_INSTRUCTIONS FOR THE TASK_
Tally the lines that include "screenshot". Output the number only.
:: THE RECORDS ::
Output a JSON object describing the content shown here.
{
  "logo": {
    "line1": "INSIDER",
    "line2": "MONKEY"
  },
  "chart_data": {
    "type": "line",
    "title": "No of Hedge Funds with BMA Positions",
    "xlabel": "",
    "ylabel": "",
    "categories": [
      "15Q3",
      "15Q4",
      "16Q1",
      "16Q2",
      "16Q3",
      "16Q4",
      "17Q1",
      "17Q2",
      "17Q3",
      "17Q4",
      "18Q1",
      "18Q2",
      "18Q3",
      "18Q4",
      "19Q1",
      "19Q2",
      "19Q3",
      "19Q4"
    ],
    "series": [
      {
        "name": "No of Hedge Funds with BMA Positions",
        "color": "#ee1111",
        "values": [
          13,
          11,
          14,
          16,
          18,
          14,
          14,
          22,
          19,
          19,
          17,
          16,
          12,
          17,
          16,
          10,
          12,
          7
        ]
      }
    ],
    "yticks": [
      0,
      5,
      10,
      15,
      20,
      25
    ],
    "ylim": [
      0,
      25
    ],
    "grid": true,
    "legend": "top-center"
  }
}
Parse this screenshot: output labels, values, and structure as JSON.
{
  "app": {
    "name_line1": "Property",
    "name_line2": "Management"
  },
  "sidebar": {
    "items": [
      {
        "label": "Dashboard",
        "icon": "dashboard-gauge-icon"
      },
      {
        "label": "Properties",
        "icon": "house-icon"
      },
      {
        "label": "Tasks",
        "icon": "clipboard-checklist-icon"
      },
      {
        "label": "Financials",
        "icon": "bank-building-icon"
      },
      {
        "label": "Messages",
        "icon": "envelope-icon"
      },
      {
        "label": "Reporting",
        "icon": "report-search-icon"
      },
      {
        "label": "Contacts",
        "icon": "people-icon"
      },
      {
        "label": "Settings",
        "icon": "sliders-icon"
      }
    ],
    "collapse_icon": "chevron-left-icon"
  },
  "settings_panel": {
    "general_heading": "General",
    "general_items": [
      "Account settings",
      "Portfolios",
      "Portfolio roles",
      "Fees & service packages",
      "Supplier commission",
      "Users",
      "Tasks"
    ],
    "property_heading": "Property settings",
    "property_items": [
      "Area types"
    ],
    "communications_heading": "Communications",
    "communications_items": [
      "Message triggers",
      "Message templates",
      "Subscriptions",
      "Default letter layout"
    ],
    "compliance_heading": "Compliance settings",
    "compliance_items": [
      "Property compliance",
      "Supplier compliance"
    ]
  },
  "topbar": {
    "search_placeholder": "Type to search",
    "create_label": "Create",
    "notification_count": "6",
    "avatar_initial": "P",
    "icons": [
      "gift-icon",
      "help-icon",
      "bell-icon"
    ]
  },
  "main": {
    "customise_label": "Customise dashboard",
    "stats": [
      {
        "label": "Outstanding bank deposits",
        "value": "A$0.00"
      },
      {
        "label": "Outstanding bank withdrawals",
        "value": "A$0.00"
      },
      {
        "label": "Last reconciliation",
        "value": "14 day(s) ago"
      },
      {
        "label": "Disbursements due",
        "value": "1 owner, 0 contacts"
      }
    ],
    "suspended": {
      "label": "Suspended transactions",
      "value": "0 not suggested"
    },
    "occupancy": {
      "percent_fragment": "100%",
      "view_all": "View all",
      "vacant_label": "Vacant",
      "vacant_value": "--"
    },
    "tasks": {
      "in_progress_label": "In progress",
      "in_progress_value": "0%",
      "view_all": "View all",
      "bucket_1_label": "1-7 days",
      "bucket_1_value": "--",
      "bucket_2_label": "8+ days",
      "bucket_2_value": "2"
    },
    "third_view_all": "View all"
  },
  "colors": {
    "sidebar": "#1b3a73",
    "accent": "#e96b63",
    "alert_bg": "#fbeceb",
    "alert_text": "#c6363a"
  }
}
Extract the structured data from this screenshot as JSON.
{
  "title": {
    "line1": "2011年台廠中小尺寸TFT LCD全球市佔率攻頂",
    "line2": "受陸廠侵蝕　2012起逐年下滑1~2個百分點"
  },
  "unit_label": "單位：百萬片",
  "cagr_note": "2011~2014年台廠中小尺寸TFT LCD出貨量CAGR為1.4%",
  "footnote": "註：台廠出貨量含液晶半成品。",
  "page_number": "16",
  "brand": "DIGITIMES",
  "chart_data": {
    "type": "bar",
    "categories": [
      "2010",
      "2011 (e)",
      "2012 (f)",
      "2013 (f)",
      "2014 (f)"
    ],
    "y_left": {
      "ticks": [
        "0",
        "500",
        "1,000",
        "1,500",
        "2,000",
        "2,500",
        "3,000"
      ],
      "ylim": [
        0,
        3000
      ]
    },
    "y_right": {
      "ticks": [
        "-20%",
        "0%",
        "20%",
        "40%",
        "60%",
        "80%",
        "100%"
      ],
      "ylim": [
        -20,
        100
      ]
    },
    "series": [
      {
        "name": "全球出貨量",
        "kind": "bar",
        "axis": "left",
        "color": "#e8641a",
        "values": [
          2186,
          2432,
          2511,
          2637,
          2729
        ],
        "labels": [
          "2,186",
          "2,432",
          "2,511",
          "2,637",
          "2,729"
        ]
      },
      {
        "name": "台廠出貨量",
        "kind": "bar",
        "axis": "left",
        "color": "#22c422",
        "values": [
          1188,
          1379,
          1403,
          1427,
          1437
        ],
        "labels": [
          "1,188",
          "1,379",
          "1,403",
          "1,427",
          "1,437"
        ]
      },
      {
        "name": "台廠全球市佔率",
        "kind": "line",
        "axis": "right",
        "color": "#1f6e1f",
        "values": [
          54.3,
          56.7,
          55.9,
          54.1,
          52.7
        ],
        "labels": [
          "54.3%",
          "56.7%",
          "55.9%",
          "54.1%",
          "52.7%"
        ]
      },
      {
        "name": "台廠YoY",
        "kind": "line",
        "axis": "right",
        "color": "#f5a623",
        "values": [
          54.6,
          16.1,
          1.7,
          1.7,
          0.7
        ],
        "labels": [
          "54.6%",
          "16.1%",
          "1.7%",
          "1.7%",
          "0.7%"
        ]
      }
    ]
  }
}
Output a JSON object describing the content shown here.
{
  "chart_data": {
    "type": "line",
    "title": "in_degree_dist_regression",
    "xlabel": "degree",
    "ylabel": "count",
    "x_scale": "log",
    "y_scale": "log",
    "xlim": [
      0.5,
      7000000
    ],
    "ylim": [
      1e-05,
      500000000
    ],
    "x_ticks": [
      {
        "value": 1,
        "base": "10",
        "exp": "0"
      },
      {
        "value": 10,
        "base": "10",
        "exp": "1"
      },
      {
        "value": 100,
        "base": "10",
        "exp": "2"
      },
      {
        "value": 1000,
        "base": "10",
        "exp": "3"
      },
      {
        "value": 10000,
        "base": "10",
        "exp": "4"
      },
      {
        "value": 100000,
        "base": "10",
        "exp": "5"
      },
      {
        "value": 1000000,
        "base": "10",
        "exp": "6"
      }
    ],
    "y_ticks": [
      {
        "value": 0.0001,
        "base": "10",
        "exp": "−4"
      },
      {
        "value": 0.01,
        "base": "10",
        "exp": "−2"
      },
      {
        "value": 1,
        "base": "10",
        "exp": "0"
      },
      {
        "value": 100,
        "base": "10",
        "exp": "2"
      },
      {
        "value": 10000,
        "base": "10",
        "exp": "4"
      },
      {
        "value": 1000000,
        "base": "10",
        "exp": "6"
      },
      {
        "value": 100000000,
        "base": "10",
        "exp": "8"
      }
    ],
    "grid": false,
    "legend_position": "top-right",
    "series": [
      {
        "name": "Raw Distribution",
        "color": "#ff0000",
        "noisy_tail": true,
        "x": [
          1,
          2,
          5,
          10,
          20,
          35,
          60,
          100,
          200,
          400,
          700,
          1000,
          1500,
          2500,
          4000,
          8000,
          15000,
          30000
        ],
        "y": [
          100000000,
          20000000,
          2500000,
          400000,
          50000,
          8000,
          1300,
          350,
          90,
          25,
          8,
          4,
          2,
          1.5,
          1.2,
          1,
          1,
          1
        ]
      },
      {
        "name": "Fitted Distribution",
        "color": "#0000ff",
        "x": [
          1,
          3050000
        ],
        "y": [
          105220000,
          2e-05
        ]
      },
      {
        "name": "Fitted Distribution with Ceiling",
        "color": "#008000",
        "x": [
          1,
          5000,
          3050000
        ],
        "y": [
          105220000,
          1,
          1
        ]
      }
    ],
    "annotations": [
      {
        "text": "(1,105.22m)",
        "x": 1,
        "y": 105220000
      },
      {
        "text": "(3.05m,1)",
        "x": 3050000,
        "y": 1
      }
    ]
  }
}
:::
_RESULT OF THE EXERCISE_
2